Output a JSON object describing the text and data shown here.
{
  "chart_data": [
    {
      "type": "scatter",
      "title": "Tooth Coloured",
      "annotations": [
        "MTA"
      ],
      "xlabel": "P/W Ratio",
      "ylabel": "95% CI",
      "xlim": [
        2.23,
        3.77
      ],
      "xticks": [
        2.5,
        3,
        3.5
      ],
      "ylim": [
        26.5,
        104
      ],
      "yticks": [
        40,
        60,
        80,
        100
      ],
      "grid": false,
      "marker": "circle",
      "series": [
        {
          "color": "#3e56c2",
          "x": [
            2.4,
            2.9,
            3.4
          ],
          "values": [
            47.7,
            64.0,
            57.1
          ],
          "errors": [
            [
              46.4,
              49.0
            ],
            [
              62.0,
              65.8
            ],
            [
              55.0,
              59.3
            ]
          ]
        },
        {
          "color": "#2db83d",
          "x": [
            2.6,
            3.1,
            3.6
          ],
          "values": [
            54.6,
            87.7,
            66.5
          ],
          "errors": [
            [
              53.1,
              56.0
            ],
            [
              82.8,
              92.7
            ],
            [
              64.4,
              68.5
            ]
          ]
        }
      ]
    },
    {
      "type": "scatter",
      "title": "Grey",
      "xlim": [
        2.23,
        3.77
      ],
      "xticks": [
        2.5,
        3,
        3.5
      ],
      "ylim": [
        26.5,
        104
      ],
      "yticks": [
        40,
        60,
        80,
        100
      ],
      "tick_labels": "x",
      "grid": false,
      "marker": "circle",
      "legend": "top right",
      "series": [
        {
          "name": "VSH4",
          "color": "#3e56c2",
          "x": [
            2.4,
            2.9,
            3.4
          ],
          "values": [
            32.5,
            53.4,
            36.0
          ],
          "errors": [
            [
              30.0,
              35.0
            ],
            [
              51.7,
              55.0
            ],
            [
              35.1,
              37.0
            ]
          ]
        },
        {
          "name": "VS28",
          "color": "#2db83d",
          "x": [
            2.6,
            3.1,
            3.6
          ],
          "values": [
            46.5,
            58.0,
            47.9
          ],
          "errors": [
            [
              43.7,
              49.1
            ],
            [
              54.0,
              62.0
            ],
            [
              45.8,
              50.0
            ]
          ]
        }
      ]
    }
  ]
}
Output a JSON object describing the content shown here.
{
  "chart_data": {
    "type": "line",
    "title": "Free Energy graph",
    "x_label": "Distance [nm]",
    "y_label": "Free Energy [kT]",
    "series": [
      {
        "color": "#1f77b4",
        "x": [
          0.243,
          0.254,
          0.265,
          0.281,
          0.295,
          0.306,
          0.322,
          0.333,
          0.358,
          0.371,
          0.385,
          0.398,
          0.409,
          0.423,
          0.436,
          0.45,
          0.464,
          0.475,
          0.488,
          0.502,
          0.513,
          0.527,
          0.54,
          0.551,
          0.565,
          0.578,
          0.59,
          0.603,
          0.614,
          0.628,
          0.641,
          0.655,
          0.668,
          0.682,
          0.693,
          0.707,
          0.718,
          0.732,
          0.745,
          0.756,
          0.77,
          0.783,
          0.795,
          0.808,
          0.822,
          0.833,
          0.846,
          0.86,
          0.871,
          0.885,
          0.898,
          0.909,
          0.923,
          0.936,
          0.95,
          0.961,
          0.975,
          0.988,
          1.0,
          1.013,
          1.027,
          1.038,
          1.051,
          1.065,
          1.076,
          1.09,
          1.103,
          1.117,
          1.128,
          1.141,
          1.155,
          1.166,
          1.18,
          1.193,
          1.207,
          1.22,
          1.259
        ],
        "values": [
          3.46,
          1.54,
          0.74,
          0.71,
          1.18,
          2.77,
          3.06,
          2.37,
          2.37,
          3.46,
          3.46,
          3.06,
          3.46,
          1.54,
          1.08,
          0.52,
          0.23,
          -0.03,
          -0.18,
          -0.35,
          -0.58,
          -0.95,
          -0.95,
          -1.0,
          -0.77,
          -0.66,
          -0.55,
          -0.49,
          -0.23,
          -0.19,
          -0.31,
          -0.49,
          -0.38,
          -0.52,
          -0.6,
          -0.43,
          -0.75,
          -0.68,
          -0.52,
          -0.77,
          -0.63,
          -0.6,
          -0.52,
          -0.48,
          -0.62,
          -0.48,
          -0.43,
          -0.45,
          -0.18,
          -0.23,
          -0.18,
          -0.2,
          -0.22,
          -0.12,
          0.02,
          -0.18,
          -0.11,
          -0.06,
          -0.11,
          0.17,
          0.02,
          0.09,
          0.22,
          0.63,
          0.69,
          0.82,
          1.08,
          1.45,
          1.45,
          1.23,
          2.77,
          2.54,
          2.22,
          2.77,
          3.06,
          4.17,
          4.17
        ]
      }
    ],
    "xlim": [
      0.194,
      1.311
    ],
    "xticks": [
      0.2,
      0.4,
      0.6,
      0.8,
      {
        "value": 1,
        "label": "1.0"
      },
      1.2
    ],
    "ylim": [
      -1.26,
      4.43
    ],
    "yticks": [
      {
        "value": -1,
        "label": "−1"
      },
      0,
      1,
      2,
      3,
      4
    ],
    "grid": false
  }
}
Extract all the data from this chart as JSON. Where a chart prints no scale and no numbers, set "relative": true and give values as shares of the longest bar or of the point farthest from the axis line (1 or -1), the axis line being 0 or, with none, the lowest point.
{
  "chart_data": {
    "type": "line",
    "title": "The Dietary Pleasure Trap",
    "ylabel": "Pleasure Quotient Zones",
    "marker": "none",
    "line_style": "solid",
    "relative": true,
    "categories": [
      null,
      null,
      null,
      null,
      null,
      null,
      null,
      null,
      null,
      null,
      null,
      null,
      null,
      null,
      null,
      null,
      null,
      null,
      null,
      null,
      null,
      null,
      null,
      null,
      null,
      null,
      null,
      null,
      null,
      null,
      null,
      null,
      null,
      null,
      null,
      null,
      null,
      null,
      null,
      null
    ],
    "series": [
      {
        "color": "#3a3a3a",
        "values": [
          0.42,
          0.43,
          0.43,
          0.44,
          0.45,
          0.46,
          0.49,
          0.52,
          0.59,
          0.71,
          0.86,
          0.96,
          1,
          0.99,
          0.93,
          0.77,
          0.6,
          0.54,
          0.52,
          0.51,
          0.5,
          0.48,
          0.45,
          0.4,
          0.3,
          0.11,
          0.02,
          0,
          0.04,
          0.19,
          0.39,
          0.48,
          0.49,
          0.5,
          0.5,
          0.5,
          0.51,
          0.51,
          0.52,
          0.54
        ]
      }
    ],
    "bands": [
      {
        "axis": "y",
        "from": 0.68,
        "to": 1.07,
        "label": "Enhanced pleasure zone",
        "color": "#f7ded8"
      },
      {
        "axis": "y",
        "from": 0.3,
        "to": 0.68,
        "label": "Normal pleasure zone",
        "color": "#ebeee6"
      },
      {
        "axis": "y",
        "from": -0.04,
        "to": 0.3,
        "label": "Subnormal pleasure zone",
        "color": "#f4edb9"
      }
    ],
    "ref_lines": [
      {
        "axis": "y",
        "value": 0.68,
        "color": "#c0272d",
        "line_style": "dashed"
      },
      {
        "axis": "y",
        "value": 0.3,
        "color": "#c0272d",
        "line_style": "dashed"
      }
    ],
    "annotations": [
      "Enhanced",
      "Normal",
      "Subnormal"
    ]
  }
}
┄┄┄┄┄┄┄┄┄┄┄┄┄┄┄┄┄┄┄┄
- **WHAT YOU NEED TO DO**: Filter out every line that lacks the word "Enhanced", and copy the rest.

- **RESPONSE TO THE EXERCISE**:
        "label": "Enhanced pleasure zone",
      "Enhanced",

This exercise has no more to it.